What is required:
Each record below should be repeated precisely as written.

─── Listed entries

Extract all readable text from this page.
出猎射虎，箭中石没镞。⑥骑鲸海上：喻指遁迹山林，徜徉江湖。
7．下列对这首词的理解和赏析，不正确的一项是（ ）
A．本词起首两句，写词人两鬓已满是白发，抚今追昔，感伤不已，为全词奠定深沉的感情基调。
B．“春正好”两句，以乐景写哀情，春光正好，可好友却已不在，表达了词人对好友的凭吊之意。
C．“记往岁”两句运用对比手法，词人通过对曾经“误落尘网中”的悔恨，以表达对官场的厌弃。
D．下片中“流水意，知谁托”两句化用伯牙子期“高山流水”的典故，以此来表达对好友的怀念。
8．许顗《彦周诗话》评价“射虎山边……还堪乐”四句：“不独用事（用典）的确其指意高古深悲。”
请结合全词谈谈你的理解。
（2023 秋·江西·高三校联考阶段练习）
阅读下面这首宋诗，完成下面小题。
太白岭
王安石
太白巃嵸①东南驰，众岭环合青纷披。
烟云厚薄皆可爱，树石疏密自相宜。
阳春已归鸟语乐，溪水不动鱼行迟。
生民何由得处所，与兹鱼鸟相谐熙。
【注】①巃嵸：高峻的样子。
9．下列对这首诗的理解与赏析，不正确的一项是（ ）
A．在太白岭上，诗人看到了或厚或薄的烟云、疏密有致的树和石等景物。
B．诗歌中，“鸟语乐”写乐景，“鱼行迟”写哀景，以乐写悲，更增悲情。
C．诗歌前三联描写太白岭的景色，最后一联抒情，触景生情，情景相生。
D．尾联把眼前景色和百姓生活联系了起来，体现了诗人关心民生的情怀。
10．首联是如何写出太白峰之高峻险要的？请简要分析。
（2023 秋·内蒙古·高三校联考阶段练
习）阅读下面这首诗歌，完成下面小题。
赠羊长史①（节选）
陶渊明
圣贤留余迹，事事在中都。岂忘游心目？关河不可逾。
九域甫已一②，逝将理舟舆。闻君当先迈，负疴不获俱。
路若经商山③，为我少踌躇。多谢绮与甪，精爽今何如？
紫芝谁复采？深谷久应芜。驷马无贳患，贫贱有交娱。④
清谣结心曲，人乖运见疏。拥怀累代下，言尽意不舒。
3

──────

Answer:
Extract all readable text from this page.
出猎射虎，箭中石没镞。⑥骑鲸海上：喻指遁迹山林，徜徉江湖。
7．下列对这首词的理解和赏析，不正确的一项是（ ）
A．本词起首两句，写词人两鬓已满是白发，抚今追昔，感伤不已，为全词奠定深沉的感情基调。
B．“春正好”两句，以乐景写哀情，春光正好，可好友却已不在，表达了词人对好友的凭吊之意。
C．“记往岁”两句运用对比手法，词人通过对曾经“误落尘网中”的悔恨，以表达对官场的厌弃。
D．下片中“流水意，知谁托”两句化用伯牙子期“高山流水”的典故，以此来表达对好友的怀念。
8．许顗《彦周诗话》评价“射虎山边……还堪乐”四句：“不独用事（用典）的确其指意高古深悲。”
请结合全词谈谈你的理解。
（2023 秋·江西·高三校联考阶段练习）
阅读下面这首宋诗，完成下面小题。
太白岭
王安石
太白巃嵸①东南驰，众岭环合青纷披。
烟云厚薄皆可爱，树石疏密自相宜。
阳春已归鸟语乐，溪水不动鱼行迟。
生民何由得处所，与兹鱼鸟相谐熙。
【注】①巃嵸：高峻的样子。
9．下列对这首诗的理解与赏析，不正确的一项是（ ）
A．在太白岭上，诗人看到了或厚或薄的烟云、疏密有致的树和石等景物。
B．诗歌中，“鸟语乐”写乐景，“鱼行迟”写哀景，以乐写悲，更增悲情。
C．诗歌前三联描写太白岭的景色，最后一联抒情，触景生情，情景相生。
D．尾联把眼前景色和百姓生活联系了起来，体现了诗人关心民生的情怀。
10．首联是如何写出太白峰之高峻险要的？请简要分析。
（2023 秋·内蒙古·高三校联考阶段练
习）阅读下面这首诗歌，完成下面小题。
赠羊长史①（节选）
陶渊明
圣贤留余迹，事事在中都。岂忘游心目？关河不可逾。
九域甫已一②，逝将理舟舆。闻君当先迈，负疴不获俱。
路若经商山③，为我少踌躇。多谢绮与甪，精爽今何如？
紫芝谁复采？深谷久应芜。驷马无贳患，贫贱有交娱。④
清谣结心曲，人乖运见疏。拥怀累代下，言尽意不舒。
3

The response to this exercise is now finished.